Data excerpts:

## BEGIN

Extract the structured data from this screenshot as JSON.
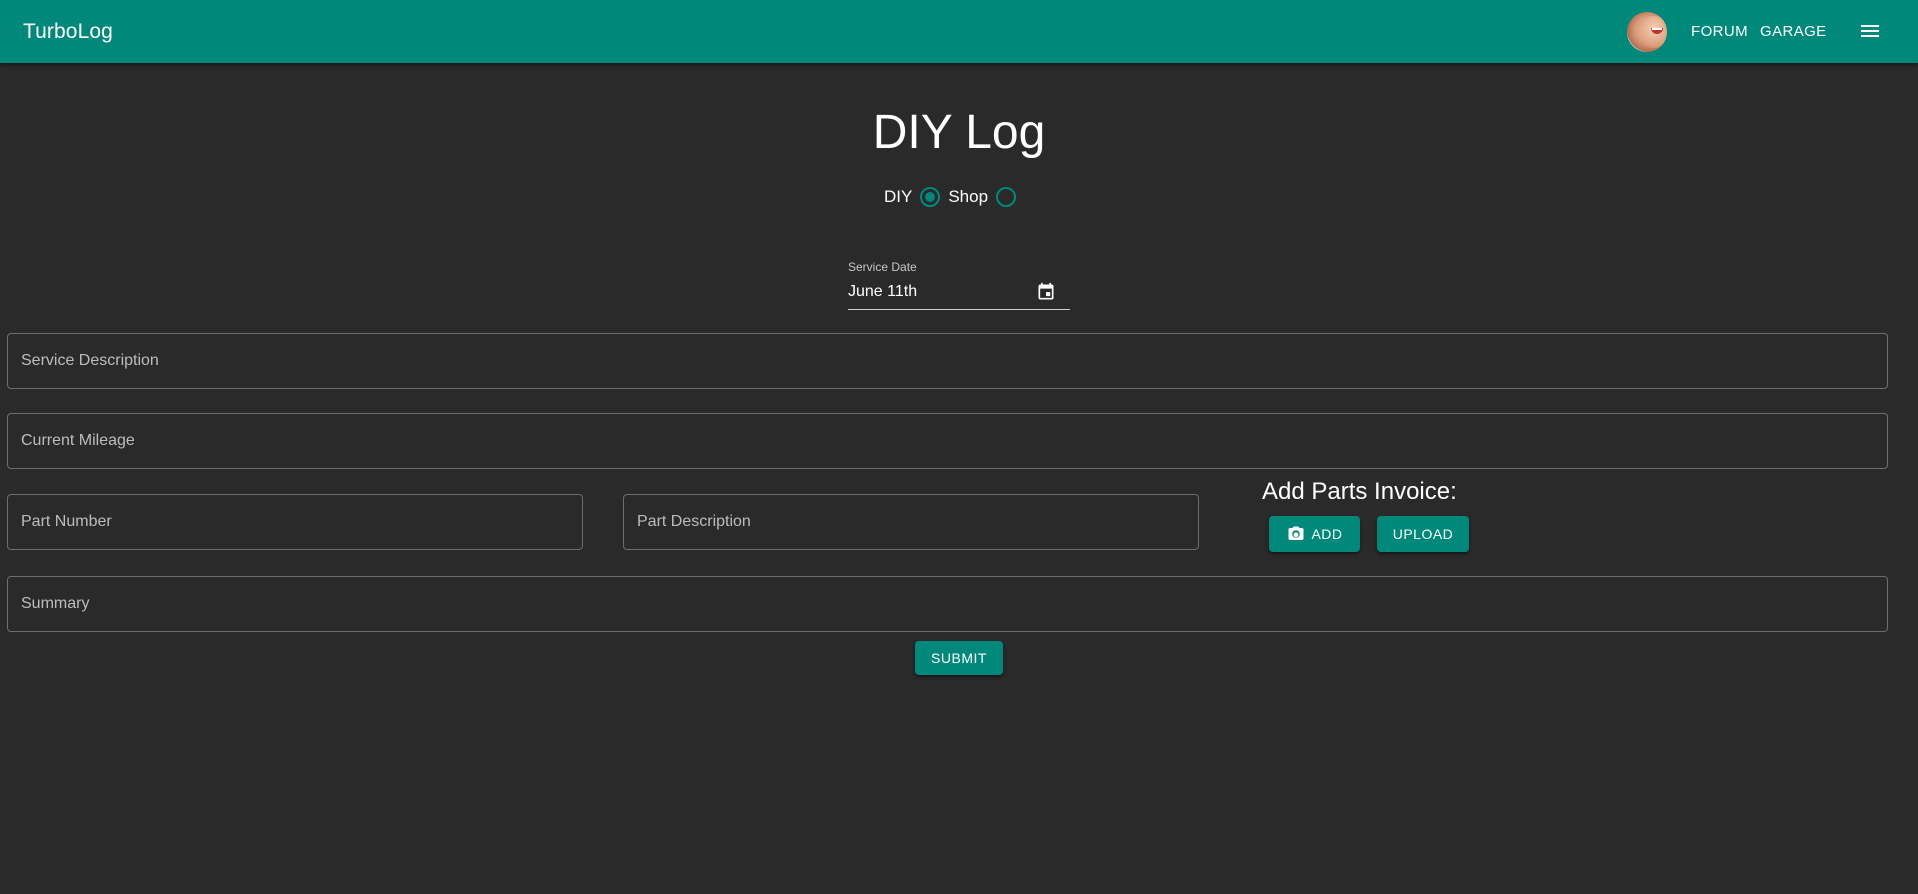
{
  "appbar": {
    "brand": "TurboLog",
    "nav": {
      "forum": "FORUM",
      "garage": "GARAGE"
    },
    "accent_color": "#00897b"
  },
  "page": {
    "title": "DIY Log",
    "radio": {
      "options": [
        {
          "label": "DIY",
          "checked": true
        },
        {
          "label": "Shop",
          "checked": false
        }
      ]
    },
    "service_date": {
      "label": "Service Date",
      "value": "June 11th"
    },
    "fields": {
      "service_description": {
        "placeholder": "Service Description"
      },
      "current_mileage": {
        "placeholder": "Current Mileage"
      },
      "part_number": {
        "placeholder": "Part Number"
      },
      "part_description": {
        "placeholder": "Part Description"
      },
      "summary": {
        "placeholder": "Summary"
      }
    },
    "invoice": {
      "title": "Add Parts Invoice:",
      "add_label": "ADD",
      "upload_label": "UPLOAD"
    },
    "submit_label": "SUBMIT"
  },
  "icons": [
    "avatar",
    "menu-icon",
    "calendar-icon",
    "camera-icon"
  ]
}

## END

Goal:
Write out every entry again word for word, without any of the pictures.

Answer to the problem:
Extract the structured data from this screenshot as JSON.
{
  "appbar": {
    "brand": "TurboLog",
    "nav": {
      "forum": "FORUM",
      "garage": "GARAGE"
    },
    "accent_color": "#00897b"
  },
  "page": {
    "title": "DIY Log",
    "radio": {
      "options": [
        {
          "label": "DIY",
          "checked": true
        },
        {
          "label": "Shop",
          "checked": false
        }
      ]
    },
    "service_date": {
      "label": "Service Date",
      "value": "June 11th"
    },
    "fields": {
      "service_description": {
        "placeholder": "Service Description"
      },
      "current_mileage": {
        "placeholder": "Current Mileage"
      },
      "part_number": {
        "placeholder": "Part Number"
      },
      "part_description": {
        "placeholder": "Part Description"
      },
      "summary": {
        "placeholder": "Summary"
      }
    },
    "invoice": {
      "title": "Add Parts Invoice:",
      "add_label": "ADD",
      "upload_label": "UPLOAD"
    },
    "submit_label": "SUBMIT"
  },
  "icons": [
    "avatar",
    "menu-icon",
    "calendar-icon",
    "camera-icon"
  ]
}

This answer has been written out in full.